- _WRITTEN INSTRUCTION_
Print the data that follows exactly.

- _ROWS_
"""
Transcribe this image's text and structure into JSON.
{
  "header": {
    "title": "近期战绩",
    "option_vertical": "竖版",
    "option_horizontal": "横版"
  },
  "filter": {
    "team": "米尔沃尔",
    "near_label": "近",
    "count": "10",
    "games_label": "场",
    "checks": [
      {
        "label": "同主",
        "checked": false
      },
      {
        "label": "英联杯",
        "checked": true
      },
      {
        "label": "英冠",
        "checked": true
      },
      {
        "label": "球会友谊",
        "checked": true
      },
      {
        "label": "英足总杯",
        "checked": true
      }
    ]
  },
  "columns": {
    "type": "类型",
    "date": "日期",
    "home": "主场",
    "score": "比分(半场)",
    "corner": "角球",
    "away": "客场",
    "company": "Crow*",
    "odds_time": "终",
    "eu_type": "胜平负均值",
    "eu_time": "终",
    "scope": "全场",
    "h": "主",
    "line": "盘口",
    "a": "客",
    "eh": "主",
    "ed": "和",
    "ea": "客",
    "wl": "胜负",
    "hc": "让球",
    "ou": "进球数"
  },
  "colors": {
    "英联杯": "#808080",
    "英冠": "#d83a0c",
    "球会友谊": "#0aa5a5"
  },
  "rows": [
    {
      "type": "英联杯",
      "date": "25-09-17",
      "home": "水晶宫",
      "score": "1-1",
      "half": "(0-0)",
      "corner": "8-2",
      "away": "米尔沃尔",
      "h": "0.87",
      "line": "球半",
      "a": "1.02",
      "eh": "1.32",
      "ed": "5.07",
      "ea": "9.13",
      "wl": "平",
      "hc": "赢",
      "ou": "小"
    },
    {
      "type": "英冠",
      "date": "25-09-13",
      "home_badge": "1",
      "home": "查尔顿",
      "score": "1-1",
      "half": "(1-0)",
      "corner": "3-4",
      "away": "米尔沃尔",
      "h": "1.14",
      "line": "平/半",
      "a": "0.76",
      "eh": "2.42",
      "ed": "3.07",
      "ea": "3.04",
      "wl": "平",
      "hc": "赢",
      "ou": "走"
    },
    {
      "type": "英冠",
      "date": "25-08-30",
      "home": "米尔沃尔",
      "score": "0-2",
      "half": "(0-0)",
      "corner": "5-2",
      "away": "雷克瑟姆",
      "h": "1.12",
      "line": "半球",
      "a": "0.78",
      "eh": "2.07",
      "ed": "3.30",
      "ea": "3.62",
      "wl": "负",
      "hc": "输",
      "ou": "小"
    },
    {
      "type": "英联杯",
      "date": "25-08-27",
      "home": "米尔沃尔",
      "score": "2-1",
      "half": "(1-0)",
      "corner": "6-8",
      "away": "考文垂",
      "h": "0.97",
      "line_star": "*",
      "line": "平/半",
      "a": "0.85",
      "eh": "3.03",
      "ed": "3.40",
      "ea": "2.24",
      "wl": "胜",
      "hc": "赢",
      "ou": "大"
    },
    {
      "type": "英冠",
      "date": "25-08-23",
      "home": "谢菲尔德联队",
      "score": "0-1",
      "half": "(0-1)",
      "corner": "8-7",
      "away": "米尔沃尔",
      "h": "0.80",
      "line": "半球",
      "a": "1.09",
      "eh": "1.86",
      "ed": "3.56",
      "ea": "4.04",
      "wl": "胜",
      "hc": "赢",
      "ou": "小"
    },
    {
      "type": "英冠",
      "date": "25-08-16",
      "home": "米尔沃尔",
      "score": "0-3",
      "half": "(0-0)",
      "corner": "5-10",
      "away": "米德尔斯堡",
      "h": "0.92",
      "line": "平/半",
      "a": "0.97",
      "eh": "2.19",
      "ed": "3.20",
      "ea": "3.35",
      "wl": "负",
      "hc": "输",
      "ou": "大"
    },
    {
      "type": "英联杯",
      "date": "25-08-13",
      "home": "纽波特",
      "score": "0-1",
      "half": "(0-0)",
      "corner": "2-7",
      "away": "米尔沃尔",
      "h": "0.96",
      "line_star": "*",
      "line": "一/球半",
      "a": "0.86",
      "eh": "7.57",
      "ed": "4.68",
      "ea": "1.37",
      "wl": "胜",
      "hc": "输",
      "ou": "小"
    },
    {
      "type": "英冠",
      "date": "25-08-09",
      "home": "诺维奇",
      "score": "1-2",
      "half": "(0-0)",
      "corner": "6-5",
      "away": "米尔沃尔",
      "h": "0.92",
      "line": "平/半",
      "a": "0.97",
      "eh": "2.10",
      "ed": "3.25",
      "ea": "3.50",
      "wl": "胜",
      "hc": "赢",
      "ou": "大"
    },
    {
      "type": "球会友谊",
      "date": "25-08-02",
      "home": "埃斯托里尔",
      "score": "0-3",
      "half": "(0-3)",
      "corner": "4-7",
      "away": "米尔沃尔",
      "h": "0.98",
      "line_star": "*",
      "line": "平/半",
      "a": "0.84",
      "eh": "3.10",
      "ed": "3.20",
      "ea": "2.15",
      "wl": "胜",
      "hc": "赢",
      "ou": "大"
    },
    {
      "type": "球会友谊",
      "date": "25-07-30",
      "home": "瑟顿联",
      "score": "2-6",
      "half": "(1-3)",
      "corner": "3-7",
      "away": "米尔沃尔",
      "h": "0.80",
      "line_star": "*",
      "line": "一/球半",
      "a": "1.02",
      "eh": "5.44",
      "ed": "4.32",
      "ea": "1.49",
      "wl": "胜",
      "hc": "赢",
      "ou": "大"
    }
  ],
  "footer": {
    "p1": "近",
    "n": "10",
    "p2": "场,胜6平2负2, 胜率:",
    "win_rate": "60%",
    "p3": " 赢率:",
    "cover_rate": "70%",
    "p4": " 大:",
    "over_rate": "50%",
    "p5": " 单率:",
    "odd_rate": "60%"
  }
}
"""
- _CORRECT OUTPUT_
Transcribe this image's text and structure into JSON.
{
  "header": {
    "title": "近期战绩",
    "option_vertical": "竖版",
    "option_horizontal": "横版"
  },
  "filter": {
    "team": "米尔沃尔",
    "near_label": "近",
    "count": "10",
    "games_label": "场",
    "checks": [
      {
        "label": "同主",
        "checked": false
      },
      {
        "label": "英联杯",
        "checked": true
      },
      {
        "label": "英冠",
        "checked": true
      },
      {
        "label": "球会友谊",
        "checked": true
      },
      {
        "label": "英足总杯",
        "checked": true
      }
    ]
  },
  "columns": {
    "type": "类型",
    "date": "日期",
    "home": "主场",
    "score": "比分(半场)",
    "corner": "角球",
    "away": "客场",
    "company": "Crow*",
    "odds_time": "终",
    "eu_type": "胜平负均值",
    "eu_time": "终",
    "scope": "全场",
    "h": "主",
    "line": "盘口",
    "a": "客",
    "eh": "主",
    "ed": "和",
    "ea": "客",
    "wl": "胜负",
    "hc": "让球",
    "ou": "进球数"
  },
  "colors": {
    "英联杯": "#808080",
    "英冠": "#d83a0c",
    "球会友谊": "#0aa5a5"
  },
  "rows": [
    {
      "type": "英联杯",
      "date": "25-09-17",
      "home": "水晶宫",
      "score": "1-1",
      "half": "(0-0)",
      "corner": "8-2",
      "away": "米尔沃尔",
      "h": "0.87",
      "line": "球半",
      "a": "1.02",
      "eh": "1.32",
      "ed": "5.07",
      "ea": "9.13",
      "wl": "平",
      "hc": "赢",
      "ou": "小"
    },
    {
      "type": "英冠",
      "date": "25-09-13",
      "home_badge": "1",
      "home": "查尔顿",
      "score": "1-1",
      "half": "(1-0)",
      "corner": "3-4",
      "away": "米尔沃尔",
      "h": "1.14",
      "line": "平/半",
      "a": "0.76",
      "eh": "2.42",
      "ed": "3.07",
      "ea": "3.04",
      "wl": "平",
      "hc": "赢",
      "ou": "走"
    },
    {
      "type": "英冠",
      "date": "25-08-30",
      "home": "米尔沃尔",
      "score": "0-2",
      "half": "(0-0)",
      "corner": "5-2",
      "away": "雷克瑟姆",
      "h": "1.12",
      "line": "半球",
      "a": "0.78",
      "eh": "2.07",
      "ed": "3.30",
      "ea": "3.62",
      "wl": "负",
      "hc": "输",
      "ou": "小"
    },
    {
      "type": "英联杯",
      "date": "25-08-27",
      "home": "米尔沃尔",
      "score": "2-1",
      "half": "(1-0)",
      "corner": "6-8",
      "away": "考文垂",
      "h": "0.97",
      "line_star": "*",
      "line": "平/半",
      "a": "0.85",
      "eh": "3.03",
      "ed": "3.40",
      "ea": "2.24",
      "wl": "胜",
      "hc": "赢",
      "ou": "大"
    },
    {
      "type": "英冠",
      "date": "25-08-23",
      "home": "谢菲尔德联队",
      "score": "0-1",
      "half": "(0-1)",
      "corner": "8-7",
      "away": "米尔沃尔",
      "h": "0.80",
      "line": "半球",
      "a": "1.09",
      "eh": "1.86",
      "ed": "3.56",
      "ea": "4.04",
      "wl": "胜",
      "hc": "赢",
      "ou": "小"
    },
    {
      "type": "英冠",
      "date": "25-08-16",
      "home": "米尔沃尔",
      "score": "0-3",
      "half": "(0-0)",
      "corner": "5-10",
      "away": "米德尔斯堡",
      "h": "0.92",
      "line": "平/半",
      "a": "0.97",
      "eh": "2.19",
      "ed": "3.20",
      "ea": "3.35",
      "wl": "负",
      "hc": "输",
      "ou": "大"
    },
    {
      "type": "英联杯",
      "date": "25-08-13",
      "home": "纽波特",
      "score": "0-1",
      "half": "(0-0)",
      "corner": "2-7",
      "away": "米尔沃尔",
      "h": "0.96",
      "line_star": "*",
      "line": "一/球半",
      "a": "0.86",
      "eh": "7.57",
      "ed": "4.68",
      "ea": "1.37",
      "wl": "胜",
      "hc": "输",
      "ou": "小"
    },
    {
      "type": "英冠",
      "date": "25-08-09",
      "home": "诺维奇",
      "score": "1-2",
      "half": "(0-0)",
      "corner": "6-5",
      "away": "米尔沃尔",
      "h": "0.92",
      "line": "平/半",
      "a": "0.97",
      "eh": "2.10",
      "ed": "3.25",
      "ea": "3.50",
      "wl": "胜",
      "hc": "赢",
      "ou": "大"
    },
    {
      "type": "球会友谊",
      "date": "25-08-02",
      "home": "埃斯托里尔",
      "score": "0-3",
      "half": "(0-3)",
      "corner": "4-7",
      "away": "米尔沃尔",
      "h": "0.98",
      "line_star": "*",
      "line": "平/半",
      "a": "0.84",
      "eh": "3.10",
      "ed": "3.20",
      "ea": "2.15",
      "wl": "胜",
      "hc": "赢",
      "ou": "大"
    },
    {
      "type": "球会友谊",
      "date": "25-07-30",
      "home": "瑟顿联",
      "score": "2-6",
      "half": "(1-3)",
      "corner": "3-7",
      "away": "米尔沃尔",
      "h": "0.80",
      "line_star": "*",
      "line": "一/球半",
      "a": "1.02",
      "eh": "5.44",
      "ed": "4.32",
      "ea": "1.49",
      "wl": "胜",
      "hc": "赢",
      "ou": "大"
    }
  ],
  "footer": {
    "p1": "近",
    "n": "10",
    "p2": "场,胜6平2负2, 胜率:",
    "win_rate": "60%",
    "p3": " 赢率:",
    "cover_rate": "70%",
    "p4": " 大:",
    "over_rate": "50%",
    "p5": " 单率:",
    "odd_rate": "60%"
  }
}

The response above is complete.